EXERCISE GOAL: Reproduce the data below in full and exclude every picture.

____________

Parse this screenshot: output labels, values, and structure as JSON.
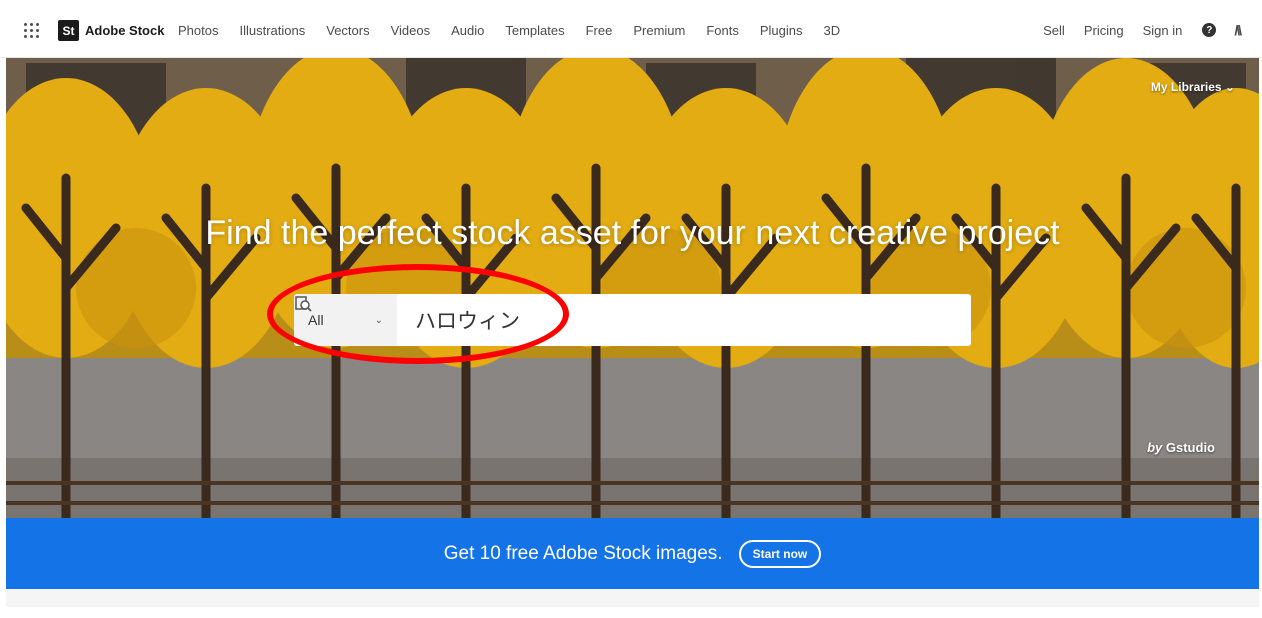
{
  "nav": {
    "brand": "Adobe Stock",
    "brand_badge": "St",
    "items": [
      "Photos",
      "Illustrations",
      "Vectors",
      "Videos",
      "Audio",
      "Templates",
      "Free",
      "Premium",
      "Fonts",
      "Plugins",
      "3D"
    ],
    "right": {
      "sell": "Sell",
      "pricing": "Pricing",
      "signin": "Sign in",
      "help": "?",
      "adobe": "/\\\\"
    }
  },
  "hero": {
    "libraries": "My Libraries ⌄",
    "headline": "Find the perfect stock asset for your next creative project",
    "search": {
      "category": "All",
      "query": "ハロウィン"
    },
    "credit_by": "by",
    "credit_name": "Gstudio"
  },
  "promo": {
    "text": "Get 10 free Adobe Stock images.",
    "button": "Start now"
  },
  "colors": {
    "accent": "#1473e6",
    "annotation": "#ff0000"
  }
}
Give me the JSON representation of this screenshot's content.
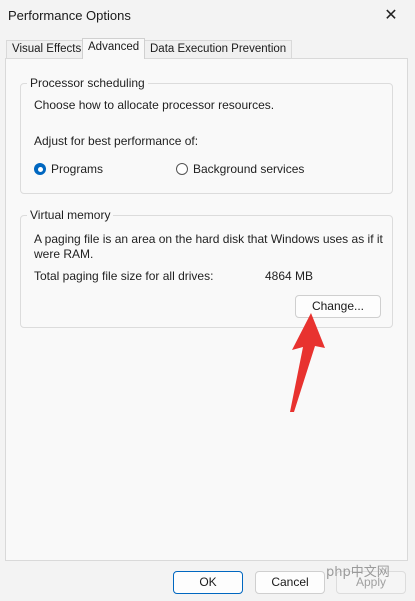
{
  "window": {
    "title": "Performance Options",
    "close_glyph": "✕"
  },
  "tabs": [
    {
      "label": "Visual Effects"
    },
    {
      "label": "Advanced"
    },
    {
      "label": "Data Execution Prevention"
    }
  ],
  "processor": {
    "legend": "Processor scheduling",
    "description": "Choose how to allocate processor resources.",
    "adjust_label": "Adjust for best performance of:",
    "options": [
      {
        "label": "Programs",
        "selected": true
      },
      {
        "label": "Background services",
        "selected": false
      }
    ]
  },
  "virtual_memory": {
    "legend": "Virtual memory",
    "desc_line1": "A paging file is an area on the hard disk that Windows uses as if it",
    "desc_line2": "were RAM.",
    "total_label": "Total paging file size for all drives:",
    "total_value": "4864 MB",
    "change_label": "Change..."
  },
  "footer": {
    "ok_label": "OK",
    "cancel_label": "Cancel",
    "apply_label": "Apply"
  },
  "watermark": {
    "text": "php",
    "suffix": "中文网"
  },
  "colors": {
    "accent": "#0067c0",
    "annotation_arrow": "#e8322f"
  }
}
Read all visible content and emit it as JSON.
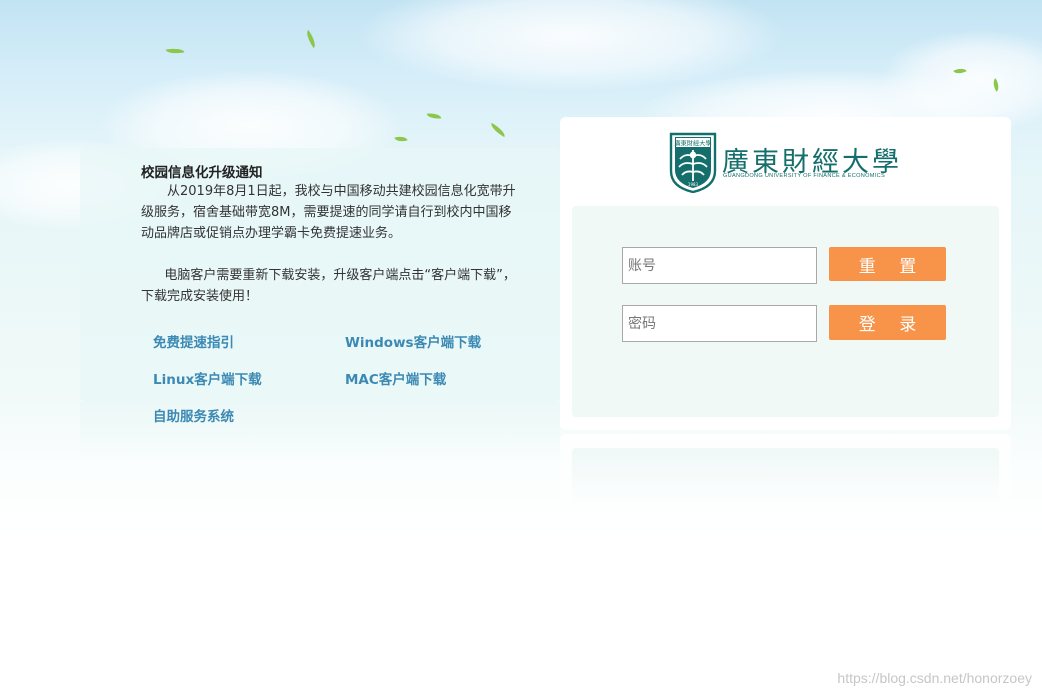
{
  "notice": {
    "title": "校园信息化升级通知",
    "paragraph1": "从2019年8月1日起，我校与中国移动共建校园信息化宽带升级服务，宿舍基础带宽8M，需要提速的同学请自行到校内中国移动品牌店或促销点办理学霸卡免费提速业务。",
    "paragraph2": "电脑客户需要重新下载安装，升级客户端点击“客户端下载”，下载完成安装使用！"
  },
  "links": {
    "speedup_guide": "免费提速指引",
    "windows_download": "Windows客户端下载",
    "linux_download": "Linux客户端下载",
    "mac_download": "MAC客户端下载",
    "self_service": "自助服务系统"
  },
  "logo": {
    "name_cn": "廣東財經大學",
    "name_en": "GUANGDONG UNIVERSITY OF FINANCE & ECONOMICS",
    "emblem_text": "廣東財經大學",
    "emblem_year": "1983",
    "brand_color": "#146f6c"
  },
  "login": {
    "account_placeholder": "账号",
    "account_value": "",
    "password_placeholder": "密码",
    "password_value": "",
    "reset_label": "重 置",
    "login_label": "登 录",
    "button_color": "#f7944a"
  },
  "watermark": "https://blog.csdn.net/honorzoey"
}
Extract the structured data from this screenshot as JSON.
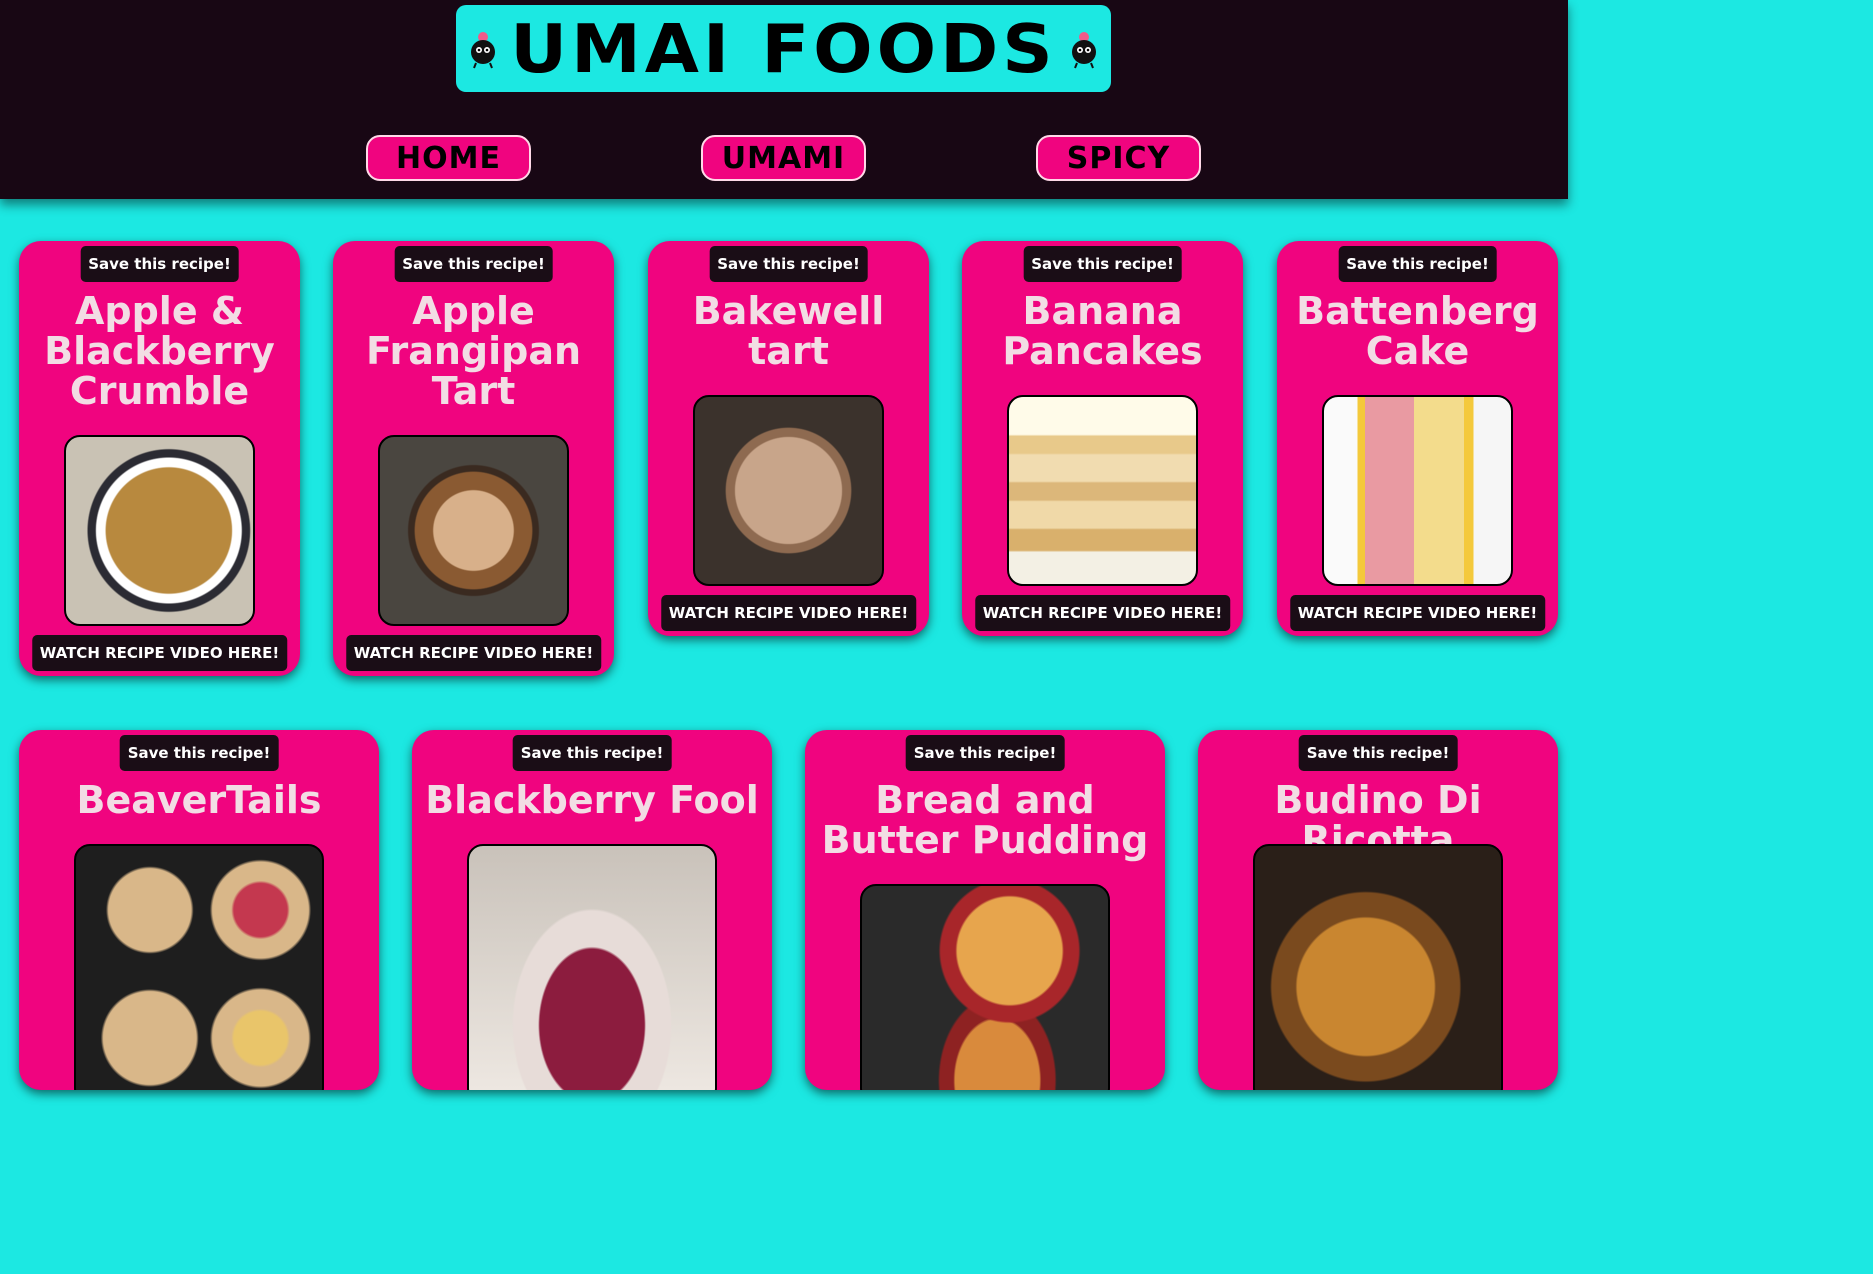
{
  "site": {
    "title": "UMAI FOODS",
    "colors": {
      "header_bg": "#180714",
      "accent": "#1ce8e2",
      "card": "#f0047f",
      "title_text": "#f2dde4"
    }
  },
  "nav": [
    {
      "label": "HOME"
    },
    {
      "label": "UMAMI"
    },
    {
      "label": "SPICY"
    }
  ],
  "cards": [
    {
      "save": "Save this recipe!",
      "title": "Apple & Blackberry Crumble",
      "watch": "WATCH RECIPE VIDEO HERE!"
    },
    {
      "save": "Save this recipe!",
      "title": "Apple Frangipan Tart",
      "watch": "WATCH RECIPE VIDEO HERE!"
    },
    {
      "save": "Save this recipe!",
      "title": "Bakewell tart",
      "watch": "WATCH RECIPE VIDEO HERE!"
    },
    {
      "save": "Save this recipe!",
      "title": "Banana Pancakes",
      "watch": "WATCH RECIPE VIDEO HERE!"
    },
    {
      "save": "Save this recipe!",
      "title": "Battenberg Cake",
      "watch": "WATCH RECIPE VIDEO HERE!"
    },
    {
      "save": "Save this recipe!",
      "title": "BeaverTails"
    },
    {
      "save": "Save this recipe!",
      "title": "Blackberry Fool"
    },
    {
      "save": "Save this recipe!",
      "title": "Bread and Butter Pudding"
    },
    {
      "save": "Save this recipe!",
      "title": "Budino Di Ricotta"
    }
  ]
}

____________

FULL RESPONSE:
Parse this screenshot: output labels, values, and structure as JSON.
{
  "nav": {
    "brand": "Adobe Stock",
    "brand_badge": "St",
    "items": [
      "Photos",
      "Illustrations",
      "Vectors",
      "Videos",
      "Audio",
      "Templates",
      "Free",
      "Premium",
      "Fonts",
      "Plugins",
      "3D"
    ],
    "right": {
      "sell": "Sell",
      "pricing": "Pricing",
      "signin": "Sign in",
      "help": "?",
      "adobe": "/\\\\"
    }
  },
  "hero": {
    "libraries": "My Libraries ⌄",
    "headline": "Find the perfect stock asset for your next creative project",
    "search": {
      "category": "All",
      "query": "ハロウィン"
    },
    "credit_by": "by",
    "credit_name": "Gstudio"
  },
  "promo": {
    "text": "Get 10 free Adobe Stock images.",
    "button": "Start now"
  },
  "colors": {
    "accent": "#1473e6",
    "annotation": "#ff0000"
  }
}
Give me the JSON representation of this screenshot's content.
{
  "window": {
    "title": "Performance Options",
    "close_glyph": "✕"
  },
  "tabs": [
    {
      "label": "Visual Effects"
    },
    {
      "label": "Advanced"
    },
    {
      "label": "Data Execution Prevention"
    }
  ],
  "processor": {
    "legend": "Processor scheduling",
    "description": "Choose how to allocate processor resources.",
    "adjust_label": "Adjust for best performance of:",
    "options": [
      {
        "label": "Programs",
        "selected": true
      },
      {
        "label": "Background services",
        "selected": false
      }
    ]
  },
  "virtual_memory": {
    "legend": "Virtual memory",
    "desc_line1": "A paging file is an area on the hard disk that Windows uses as if it",
    "desc_line2": "were RAM.",
    "total_label": "Total paging file size for all drives:",
    "total_value": "4864 MB",
    "change_label": "Change..."
  },
  "footer": {
    "ok_label": "OK",
    "cancel_label": "Cancel",
    "apply_label": "Apply"
  },
  "watermark": {
    "text": "php",
    "suffix": "中文网"
  },
  "colors": {
    "accent": "#0067c0",
    "annotation_arrow": "#e8322f"
  }
}
Read all visible content and emit it as JSON.
{
  "notice": {
    "title": "校园信息化升级通知",
    "paragraph1": "从2019年8月1日起，我校与中国移动共建校园信息化宽带升级服务，宿舍基础带宽8M，需要提速的同学请自行到校内中国移动品牌店或促销点办理学霸卡免费提速业务。",
    "paragraph2": "电脑客户需要重新下载安装，升级客户端点击“客户端下载”，下载完成安装使用！"
  },
  "links": {
    "speedup_guide": "免费提速指引",
    "windows_download": "Windows客户端下载",
    "linux_download": "Linux客户端下载",
    "mac_download": "MAC客户端下载",
    "self_service": "自助服务系统"
  },
  "logo": {
    "name_cn": "廣東財經大學",
    "name_en": "GUANGDONG UNIVERSITY OF FINANCE & ECONOMICS",
    "emblem_text": "廣東財經大學",
    "emblem_year": "1983",
    "brand_color": "#146f6c"
  },
  "login": {
    "account_placeholder": "账号",
    "account_value": "",
    "password_placeholder": "密码",
    "password_value": "",
    "reset_label": "重 置",
    "login_label": "登 录",
    "button_color": "#f7944a"
  },
  "watermark": "https://blog.csdn.net/honorzoey"
}
Extract the structured data from this screenshot as JSON.
{
  "site": {
    "title": "UMAI FOODS",
    "colors": {
      "header_bg": "#180714",
      "accent": "#1ce8e2",
      "card": "#f0047f",
      "title_text": "#f2dde4"
    }
  },
  "nav": [
    {
      "label": "HOME"
    },
    {
      "label": "UMAMI"
    },
    {
      "label": "SPICY"
    }
  ],
  "cards": [
    {
      "save": "Save this recipe!",
      "title": "Apple & Blackberry Crumble",
      "watch": "WATCH RECIPE VIDEO HERE!"
    },
    {
      "save": "Save this recipe!",
      "title": "Apple Frangipan Tart",
      "watch": "WATCH RECIPE VIDEO HERE!"
    },
    {
      "save": "Save this recipe!",
      "title": "Bakewell tart",
      "watch": "WATCH RECIPE VIDEO HERE!"
    },
    {
      "save": "Save this recipe!",
      "title": "Banana Pancakes",
      "watch": "WATCH RECIPE VIDEO HERE!"
    },
    {
      "save": "Save this recipe!",
      "title": "Battenberg Cake",
      "watch": "WATCH RECIPE VIDEO HERE!"
    },
    {
      "save": "Save this recipe!",
      "title": "BeaverTails"
    },
    {
      "save": "Save this recipe!",
      "title": "Blackberry Fool"
    },
    {
      "save": "Save this recipe!",
      "title": "Bread and Butter Pudding"
    },
    {
      "save": "Save this recipe!",
      "title": "Budino Di Ricotta"
    }
  ]
}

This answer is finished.